### Do this
Each line of the listing that contains the word "screenshot" is to be copied.

### Data to process
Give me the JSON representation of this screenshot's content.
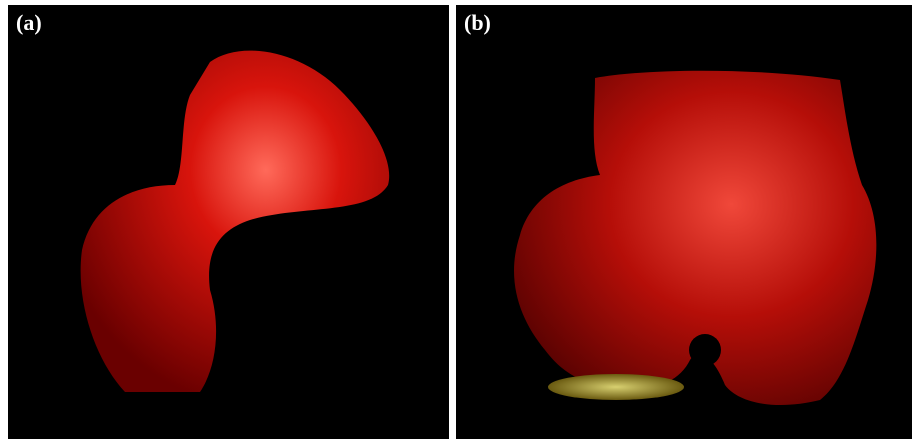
{
  "panels": [
    {
      "label": "(a)"
    },
    {
      "label": "(b)"
    }
  ]
}
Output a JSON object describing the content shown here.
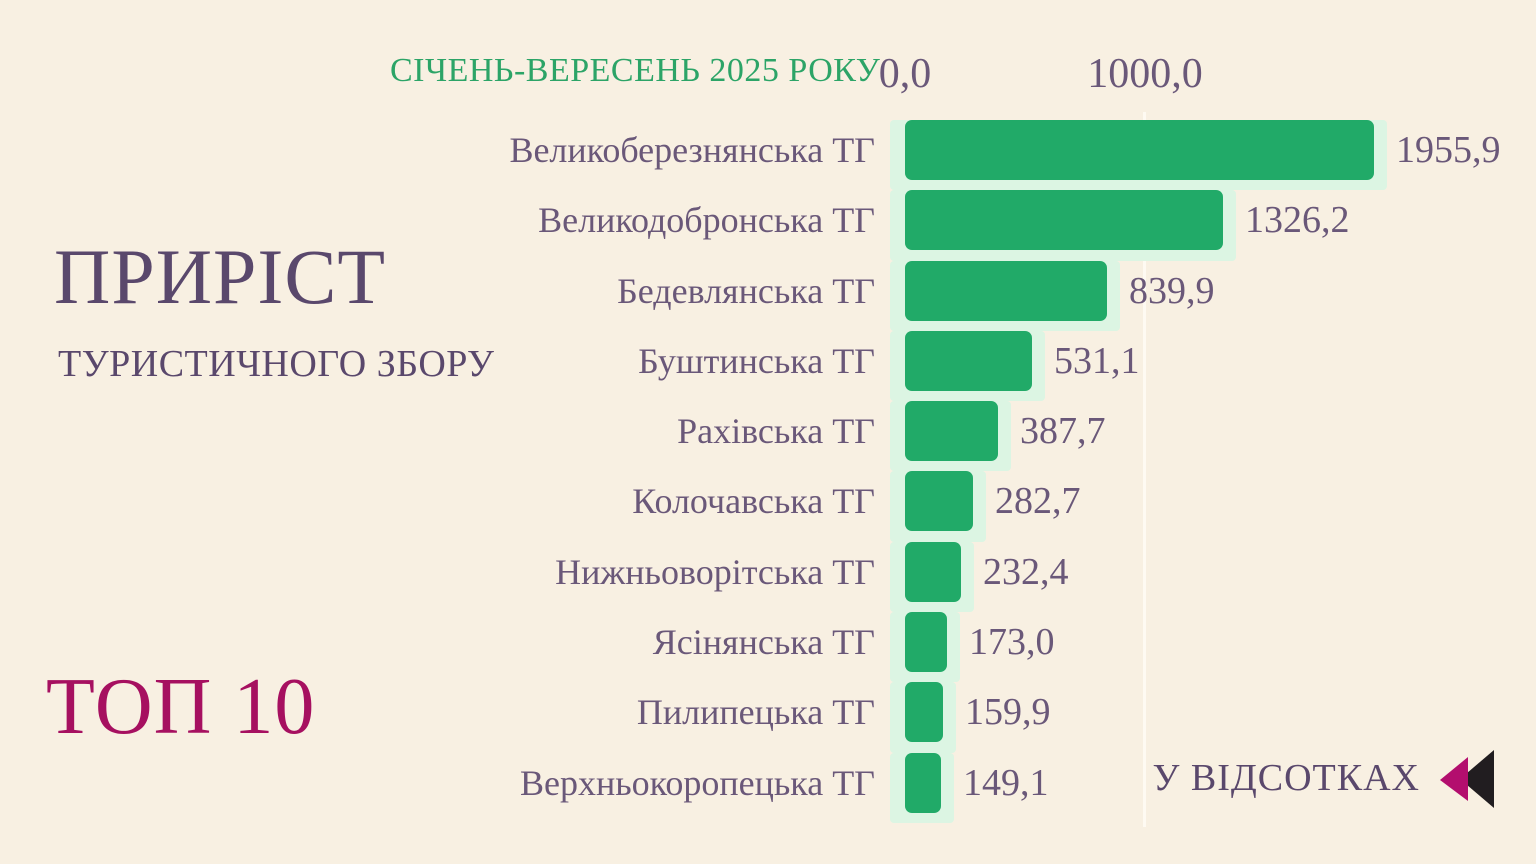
{
  "header": {
    "period": "СІЧЕНЬ-ВЕРЕСЕНЬ 2025 РОКУ"
  },
  "left_panel": {
    "title_line1": "ПРИРІСТ",
    "title_line2": "ТУРИСТИЧНОГО ЗБОРУ",
    "top_label": "ТОП 10"
  },
  "footer": {
    "unit_label": "У ВІДСОТКАХ",
    "icon": "rewind-icon"
  },
  "colors": {
    "background": "#f8f0e2",
    "bar_green": "#21aa68",
    "bar_plate_mint": "#dcf5e3",
    "text_purple": "#6a5879",
    "title_purple": "#5a486c",
    "accent_magenta": "#a61060",
    "header_green": "#2ca467",
    "icon_magenta": "#b30e6e",
    "icon_black": "#211d20"
  },
  "chart_data": {
    "type": "bar",
    "orientation": "horizontal",
    "title": "ПРИРІСТ ТУРИСТИЧНОГО ЗБОРУ",
    "subtitle": "ТОП 10",
    "period": "СІЧЕНЬ-ВЕРЕСЕНЬ 2025 РОКУ",
    "unit": "У ВІДСОТКАХ",
    "xlabel": "",
    "ylabel": "",
    "xlim": [
      0,
      2600
    ],
    "ticks": [
      "0,0",
      "1000,0"
    ],
    "tick_values": [
      0,
      1000
    ],
    "grid": "vertical-at-1000",
    "legend": "none",
    "categories": [
      "Великоберезнянська ТГ",
      "Великодобронська ТГ",
      "Бедевлянська ТГ",
      "Буштинська ТГ",
      "Рахівська ТГ",
      "Колочавська ТГ",
      "Нижньоворітська ТГ",
      "Ясінянська ТГ",
      "Пилипецька ТГ",
      "Верхньокоропецька ТГ"
    ],
    "values": [
      1955.9,
      1326.2,
      839.9,
      531.1,
      387.7,
      282.7,
      232.4,
      173.0,
      159.9,
      149.1
    ],
    "rows": [
      {
        "label": "Великоберезнянська ТГ",
        "value": 1955.9,
        "display": "1955,9"
      },
      {
        "label": "Великодобронська ТГ",
        "value": 1326.2,
        "display": "1326,2"
      },
      {
        "label": "Бедевлянська ТГ",
        "value": 839.9,
        "display": "839,9"
      },
      {
        "label": "Буштинська ТГ",
        "value": 531.1,
        "display": "531,1"
      },
      {
        "label": "Рахівська ТГ",
        "value": 387.7,
        "display": "387,7"
      },
      {
        "label": "Колочавська ТГ",
        "value": 282.7,
        "display": "282,7"
      },
      {
        "label": "Нижньоворітська ТГ",
        "value": 232.4,
        "display": "232,4"
      },
      {
        "label": "Ясінянська ТГ",
        "value": 173.0,
        "display": "173,0"
      },
      {
        "label": "Пилипецька ТГ",
        "value": 159.9,
        "display": "159,9"
      },
      {
        "label": "Верхньокоропецька ТГ",
        "value": 149.1,
        "display": "149,1"
      }
    ]
  }
}
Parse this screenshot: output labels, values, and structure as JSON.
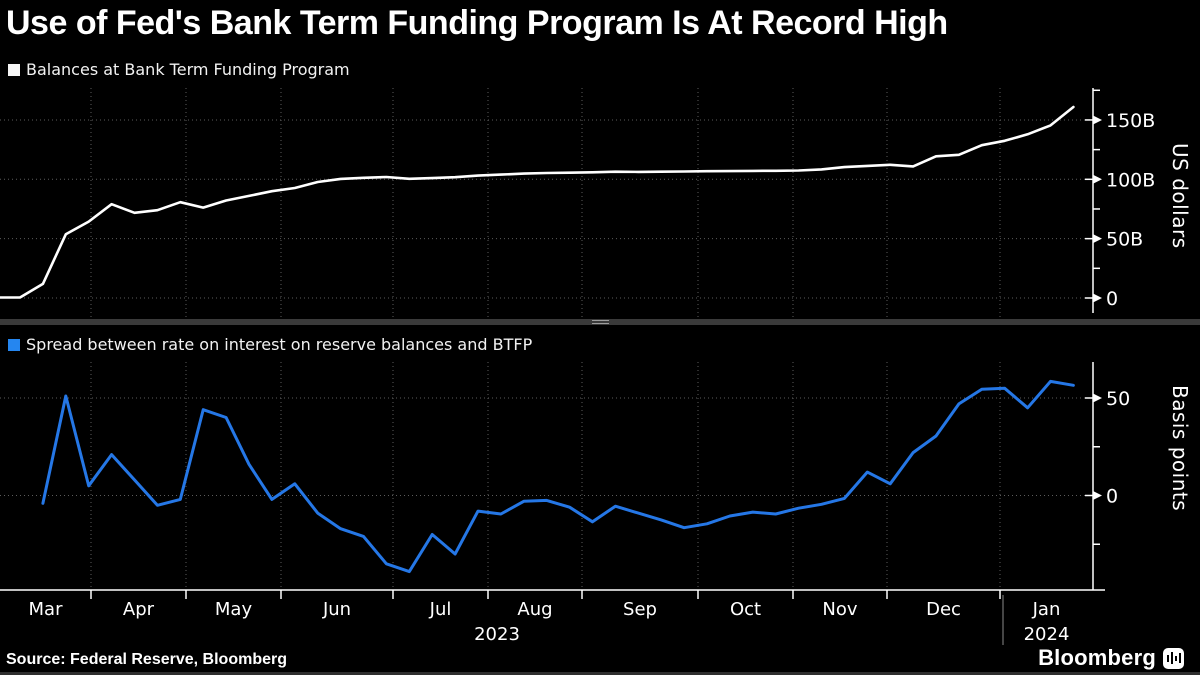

### Response for this exercise
Give me the JSON representation of this screenshot's content.
Parse this screenshot: output labels, values, and structure as JSON.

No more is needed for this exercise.